**Instruction 1:** In the court opinion on governmental immunity, on what date did Erik Dominic Williams drown?
**Instruction 2:** According to the court opinion on governmental immunity, why did the trial court deny the defendants' limited motion for summary judgment?

**Selected passage:**
+++

In this case we consider whether the trial court erred in denying a motion for summary judgment based upon governmental immunity. We take this opportunity to restate our jurisprudence of governmental immunity and, in light of our restatement, we vacate and remand the decision of the Court of Appeals for further remand to the trial court for proceedings not inconsistent with this opinion. In reaching our conclusion, we express no opinion whether defendants in this case, Pasquotank County and the Pasquotank County Parks & Recreation Department, are entitled to governmental immunity.
Erik Dominic Williams drowned at a public park on 10 June 2007. The park, Fun Junktion, was owned by defendant Pasquotank County and maintained and operated by defendant Pasquotank County Parks & Recreation Department. Williams’s estate filed a claim against defendants alleging that, as a result of defendants’ negligence, Williams drowned in the “Swimming Hole,” an area rented out to private *197parties at Fun Junktion. On 9 December 2008, defendants answered plaintiffs complaint denying any negligence and alleging the affirmative defenses of governmental immunity, sovereign immunity, and contributory negligence. On 4 September 2009, defendants made a limited motion for summary judgment, contending that Williams’s allegations were barred by the doctrines of governmental and sovereign immunity. The trial court denied defendants’ limited motion for summary judgment, concluding that-they were not entitled to governmental immunity because “defendants charged and collected a fee” “for the use of the Fun Junktion park, and defendants were providing the same type of facilities and services that private individuals or corporations could provide.”
A unanimous panel of the Court of Appeals affirmed. The panel reasoned that governmental immunity applies to counties and municipalities acting in the performance of governmental, rather than proprietary, functions. See Estate of Williams v. Pasquotank Cnty. Parks & Rec. Dep’t, — N.C. App. —, —, 711 S.E.2d 450, 452 (2011). To determine whether a function is governmental or proprietary, the Court of Appeals articulated a four-factor test considering: (1) whether an undertaking is one traditionally provided by local governments; (2) if the undertaking is one in which only a governmental agency could engage, or if any corporation, individual, or group of individuals could do the same thing; (3) whether the governmental unit charged a substantial fee; and (4) if a fee was charged, whether a profit was made. Id. at —, 711 S.E.2d at 453 (citations and internal quotation marks omitted). The Court of Appeals described the second factor — whether nongovernmental actors could perform the same function provided by the county or municipality — as the “most important.” Id. at —, 711 S.E.2d at 453.

+++

**Supplied data:**
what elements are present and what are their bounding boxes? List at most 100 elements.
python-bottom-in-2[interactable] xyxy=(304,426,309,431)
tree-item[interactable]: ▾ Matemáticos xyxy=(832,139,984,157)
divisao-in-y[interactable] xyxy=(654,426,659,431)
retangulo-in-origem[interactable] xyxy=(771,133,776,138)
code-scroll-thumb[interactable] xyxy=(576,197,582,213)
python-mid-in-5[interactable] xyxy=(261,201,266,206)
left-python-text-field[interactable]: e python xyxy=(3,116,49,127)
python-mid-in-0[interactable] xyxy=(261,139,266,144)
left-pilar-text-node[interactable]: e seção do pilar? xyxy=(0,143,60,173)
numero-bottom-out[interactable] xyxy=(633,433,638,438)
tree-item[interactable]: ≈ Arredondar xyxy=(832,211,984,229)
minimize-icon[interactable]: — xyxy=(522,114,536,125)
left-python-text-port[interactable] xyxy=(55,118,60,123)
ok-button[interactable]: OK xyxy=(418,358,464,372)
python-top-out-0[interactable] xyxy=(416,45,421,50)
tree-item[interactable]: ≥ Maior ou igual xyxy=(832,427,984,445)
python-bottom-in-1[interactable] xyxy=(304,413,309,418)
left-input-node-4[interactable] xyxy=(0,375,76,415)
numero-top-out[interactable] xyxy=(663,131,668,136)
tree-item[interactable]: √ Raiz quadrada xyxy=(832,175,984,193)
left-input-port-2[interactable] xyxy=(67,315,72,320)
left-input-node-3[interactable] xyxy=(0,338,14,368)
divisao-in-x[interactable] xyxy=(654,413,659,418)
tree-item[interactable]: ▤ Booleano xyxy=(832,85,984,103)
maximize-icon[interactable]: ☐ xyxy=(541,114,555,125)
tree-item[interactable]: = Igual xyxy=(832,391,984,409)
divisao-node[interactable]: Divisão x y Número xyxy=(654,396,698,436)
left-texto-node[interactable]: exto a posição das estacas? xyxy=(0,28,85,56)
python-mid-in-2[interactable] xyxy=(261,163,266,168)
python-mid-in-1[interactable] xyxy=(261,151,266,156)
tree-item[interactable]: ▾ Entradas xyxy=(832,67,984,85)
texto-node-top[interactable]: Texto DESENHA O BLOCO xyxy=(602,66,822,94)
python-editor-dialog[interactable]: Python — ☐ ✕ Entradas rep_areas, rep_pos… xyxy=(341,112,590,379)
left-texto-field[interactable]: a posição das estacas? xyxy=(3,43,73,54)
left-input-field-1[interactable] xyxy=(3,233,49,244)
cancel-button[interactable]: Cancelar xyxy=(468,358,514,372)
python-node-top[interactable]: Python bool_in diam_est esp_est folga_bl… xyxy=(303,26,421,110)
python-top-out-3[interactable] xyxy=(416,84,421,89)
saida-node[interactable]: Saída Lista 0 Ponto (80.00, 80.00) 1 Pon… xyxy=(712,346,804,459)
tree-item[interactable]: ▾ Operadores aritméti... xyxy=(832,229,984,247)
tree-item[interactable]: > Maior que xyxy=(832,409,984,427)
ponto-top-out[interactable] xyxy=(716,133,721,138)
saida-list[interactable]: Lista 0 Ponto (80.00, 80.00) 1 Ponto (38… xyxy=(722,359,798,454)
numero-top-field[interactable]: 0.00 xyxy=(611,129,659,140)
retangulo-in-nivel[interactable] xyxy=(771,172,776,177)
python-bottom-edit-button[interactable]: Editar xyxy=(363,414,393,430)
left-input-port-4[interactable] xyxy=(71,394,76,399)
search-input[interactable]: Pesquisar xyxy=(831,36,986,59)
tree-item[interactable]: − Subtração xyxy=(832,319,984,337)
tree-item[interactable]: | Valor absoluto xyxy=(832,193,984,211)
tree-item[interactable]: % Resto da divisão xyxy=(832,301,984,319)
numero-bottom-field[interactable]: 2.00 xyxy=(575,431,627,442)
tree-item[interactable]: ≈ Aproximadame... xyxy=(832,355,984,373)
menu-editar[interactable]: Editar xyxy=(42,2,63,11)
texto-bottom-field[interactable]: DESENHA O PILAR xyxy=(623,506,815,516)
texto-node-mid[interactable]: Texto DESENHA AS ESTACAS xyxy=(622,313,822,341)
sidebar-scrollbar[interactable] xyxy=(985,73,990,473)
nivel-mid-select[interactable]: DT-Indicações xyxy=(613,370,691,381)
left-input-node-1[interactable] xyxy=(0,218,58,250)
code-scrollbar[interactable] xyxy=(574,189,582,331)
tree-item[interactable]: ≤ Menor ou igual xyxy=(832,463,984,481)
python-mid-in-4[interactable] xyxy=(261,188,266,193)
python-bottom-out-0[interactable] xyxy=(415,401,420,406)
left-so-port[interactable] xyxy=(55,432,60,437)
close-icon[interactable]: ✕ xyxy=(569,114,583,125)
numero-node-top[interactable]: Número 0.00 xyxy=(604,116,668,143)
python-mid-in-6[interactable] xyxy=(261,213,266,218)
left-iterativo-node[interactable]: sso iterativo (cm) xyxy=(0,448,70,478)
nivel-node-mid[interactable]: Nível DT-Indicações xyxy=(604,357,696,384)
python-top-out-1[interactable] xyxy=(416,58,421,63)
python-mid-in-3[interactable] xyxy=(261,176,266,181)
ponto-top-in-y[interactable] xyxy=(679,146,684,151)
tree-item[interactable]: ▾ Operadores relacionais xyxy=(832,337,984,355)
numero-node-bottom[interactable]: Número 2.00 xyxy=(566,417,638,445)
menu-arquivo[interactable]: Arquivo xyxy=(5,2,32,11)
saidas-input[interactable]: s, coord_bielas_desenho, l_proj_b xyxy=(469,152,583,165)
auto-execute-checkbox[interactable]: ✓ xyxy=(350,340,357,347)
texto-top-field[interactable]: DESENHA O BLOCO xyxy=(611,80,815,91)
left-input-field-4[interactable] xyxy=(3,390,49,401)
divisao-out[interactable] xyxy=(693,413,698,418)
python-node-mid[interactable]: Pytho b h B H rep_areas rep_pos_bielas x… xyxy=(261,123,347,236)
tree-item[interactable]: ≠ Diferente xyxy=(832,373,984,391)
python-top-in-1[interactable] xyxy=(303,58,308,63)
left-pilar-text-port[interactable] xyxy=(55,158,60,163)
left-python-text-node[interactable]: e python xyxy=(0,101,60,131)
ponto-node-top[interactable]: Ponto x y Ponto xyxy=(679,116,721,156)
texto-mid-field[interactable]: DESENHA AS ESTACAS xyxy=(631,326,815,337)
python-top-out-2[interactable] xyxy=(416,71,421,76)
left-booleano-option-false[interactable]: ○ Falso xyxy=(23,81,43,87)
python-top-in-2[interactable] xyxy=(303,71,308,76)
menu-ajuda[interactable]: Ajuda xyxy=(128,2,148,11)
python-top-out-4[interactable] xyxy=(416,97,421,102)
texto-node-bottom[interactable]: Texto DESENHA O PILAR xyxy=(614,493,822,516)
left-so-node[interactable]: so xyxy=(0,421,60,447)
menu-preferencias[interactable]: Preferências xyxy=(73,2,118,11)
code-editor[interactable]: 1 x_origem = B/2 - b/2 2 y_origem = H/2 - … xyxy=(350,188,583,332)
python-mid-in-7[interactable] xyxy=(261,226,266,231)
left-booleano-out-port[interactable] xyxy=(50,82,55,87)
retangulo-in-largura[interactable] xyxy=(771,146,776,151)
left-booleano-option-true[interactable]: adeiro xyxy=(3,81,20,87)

+++

**Final answer 1:** 10 June 2007

**Final answer 2:** The trial court concluded that the defendants were not entitled to governmental immunity. The defendants had charged and collected a fee for the use of the Fun Junktion park, and they were providing the same type of facilities and services that private individuals or corporations could provide.